## WORK INSTRUCTIONS
Return only the number of lines that hold "gruesa".

## DATA SHOWN
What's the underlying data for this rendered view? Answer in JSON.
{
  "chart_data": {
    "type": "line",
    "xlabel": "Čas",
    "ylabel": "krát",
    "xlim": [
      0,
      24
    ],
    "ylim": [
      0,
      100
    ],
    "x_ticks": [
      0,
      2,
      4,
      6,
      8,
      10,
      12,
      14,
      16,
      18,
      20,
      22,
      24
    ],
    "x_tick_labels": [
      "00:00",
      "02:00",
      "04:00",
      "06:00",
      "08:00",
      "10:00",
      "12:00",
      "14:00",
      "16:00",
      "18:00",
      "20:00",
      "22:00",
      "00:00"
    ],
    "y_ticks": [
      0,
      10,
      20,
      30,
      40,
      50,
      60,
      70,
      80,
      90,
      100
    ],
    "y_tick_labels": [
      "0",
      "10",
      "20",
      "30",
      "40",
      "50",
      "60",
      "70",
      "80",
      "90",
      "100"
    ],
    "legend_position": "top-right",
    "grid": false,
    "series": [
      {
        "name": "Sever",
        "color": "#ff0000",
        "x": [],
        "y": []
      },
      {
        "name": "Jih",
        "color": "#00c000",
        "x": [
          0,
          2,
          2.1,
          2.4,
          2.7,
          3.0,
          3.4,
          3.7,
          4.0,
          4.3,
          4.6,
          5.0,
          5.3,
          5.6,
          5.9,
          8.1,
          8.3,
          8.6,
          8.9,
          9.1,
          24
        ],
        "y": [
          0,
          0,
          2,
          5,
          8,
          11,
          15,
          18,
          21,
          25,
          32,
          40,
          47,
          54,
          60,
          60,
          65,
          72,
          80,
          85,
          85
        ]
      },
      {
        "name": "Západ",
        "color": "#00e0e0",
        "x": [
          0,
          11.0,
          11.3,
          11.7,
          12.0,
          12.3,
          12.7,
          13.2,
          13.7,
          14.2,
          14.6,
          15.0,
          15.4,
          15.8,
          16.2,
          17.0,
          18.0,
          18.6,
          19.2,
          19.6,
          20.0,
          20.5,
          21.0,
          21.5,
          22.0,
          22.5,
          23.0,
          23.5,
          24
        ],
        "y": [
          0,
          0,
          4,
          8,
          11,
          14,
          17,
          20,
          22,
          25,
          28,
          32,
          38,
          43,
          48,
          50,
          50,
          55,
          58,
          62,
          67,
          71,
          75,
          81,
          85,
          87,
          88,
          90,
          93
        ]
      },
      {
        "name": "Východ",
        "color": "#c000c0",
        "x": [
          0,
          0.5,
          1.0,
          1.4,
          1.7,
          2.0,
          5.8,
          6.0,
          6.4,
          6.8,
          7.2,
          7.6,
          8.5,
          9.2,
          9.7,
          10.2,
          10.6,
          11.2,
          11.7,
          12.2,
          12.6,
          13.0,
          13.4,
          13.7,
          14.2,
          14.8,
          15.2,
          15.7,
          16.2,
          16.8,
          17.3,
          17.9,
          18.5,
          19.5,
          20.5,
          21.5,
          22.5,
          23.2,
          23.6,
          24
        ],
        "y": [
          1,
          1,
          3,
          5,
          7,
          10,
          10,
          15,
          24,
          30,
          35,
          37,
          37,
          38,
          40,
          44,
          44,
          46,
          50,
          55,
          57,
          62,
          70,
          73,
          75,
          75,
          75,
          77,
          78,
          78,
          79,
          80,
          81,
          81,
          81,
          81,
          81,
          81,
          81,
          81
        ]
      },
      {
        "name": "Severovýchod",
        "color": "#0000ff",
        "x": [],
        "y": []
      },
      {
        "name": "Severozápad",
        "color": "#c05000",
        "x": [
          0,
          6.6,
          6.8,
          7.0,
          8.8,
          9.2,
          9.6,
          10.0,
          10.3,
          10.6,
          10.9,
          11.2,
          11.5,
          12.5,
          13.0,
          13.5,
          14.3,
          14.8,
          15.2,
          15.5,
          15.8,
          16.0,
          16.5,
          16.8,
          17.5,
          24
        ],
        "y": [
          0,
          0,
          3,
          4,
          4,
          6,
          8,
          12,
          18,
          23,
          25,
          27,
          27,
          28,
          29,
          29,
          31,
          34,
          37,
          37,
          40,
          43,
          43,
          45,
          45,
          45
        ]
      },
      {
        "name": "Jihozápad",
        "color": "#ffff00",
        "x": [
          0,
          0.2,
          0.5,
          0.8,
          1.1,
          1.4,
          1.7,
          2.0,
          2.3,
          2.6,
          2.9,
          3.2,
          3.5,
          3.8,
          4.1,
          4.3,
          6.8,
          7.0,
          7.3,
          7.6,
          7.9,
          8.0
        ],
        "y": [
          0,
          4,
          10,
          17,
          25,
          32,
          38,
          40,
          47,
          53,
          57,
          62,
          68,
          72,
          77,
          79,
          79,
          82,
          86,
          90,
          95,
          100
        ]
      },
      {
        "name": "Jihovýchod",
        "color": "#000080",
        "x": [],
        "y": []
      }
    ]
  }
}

...

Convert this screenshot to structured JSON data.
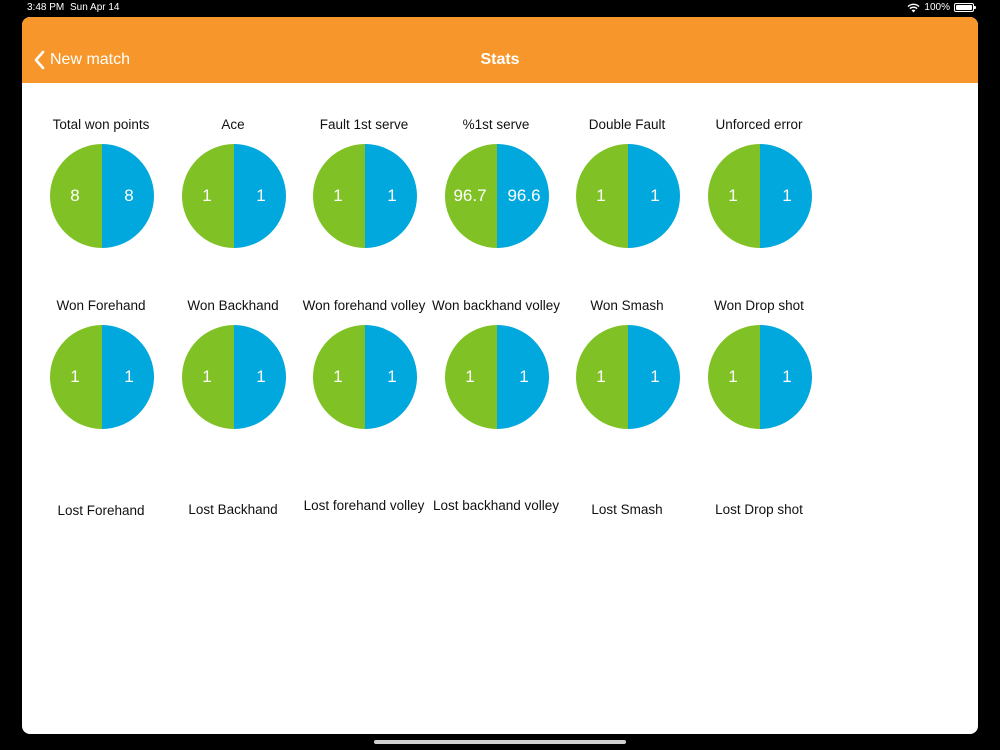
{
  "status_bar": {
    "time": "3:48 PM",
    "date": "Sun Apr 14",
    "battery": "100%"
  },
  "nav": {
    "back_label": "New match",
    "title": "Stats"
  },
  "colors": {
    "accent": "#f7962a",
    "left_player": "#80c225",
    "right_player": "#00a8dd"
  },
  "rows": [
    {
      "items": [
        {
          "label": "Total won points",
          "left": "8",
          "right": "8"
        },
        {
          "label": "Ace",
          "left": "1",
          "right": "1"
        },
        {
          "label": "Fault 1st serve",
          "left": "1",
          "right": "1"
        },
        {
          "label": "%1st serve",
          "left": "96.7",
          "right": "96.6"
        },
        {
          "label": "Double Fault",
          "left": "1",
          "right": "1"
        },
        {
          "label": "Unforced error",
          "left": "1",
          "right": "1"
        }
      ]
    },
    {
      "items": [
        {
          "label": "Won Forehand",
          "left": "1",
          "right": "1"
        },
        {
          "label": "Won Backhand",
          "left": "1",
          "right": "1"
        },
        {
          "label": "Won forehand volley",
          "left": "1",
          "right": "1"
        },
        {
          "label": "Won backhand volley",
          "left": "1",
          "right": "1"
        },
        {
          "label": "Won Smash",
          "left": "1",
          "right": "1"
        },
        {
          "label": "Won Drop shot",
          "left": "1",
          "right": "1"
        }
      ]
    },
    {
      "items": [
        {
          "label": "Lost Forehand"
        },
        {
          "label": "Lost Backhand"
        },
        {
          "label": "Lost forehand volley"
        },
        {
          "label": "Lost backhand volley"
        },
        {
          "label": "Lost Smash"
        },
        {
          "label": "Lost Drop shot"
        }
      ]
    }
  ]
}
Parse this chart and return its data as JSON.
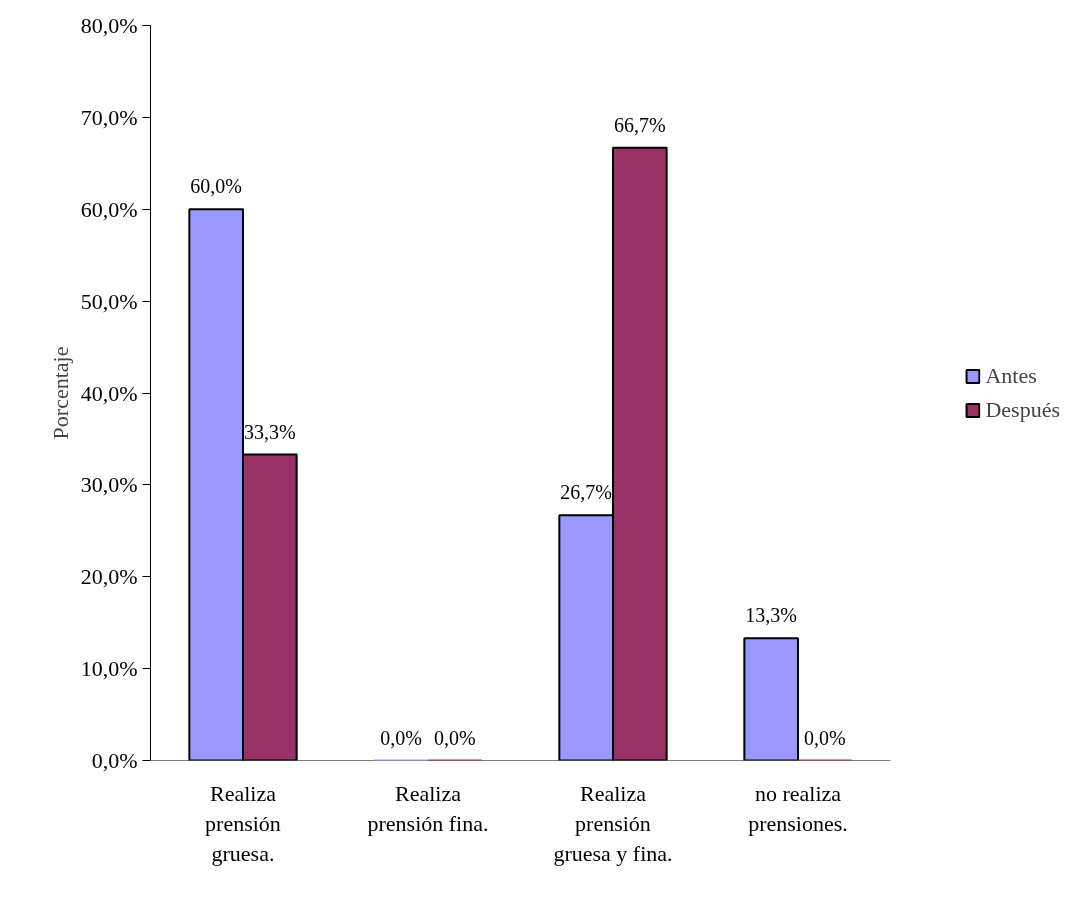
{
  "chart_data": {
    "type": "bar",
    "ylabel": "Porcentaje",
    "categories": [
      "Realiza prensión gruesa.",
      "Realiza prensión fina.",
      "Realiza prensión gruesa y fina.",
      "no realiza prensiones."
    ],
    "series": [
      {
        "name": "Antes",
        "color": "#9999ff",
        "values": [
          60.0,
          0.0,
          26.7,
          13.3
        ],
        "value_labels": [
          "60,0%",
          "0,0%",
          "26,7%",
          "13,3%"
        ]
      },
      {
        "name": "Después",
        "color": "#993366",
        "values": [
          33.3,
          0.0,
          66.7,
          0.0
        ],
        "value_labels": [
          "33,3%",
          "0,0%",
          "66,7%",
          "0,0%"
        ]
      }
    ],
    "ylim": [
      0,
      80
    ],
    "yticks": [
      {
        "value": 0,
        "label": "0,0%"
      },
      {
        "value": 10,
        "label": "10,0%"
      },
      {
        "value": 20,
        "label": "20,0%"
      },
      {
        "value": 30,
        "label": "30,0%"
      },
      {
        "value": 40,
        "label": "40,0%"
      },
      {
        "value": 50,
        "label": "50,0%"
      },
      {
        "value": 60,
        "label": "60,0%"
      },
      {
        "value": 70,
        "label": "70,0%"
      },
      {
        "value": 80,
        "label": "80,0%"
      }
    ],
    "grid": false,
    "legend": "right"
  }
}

## RESULT
2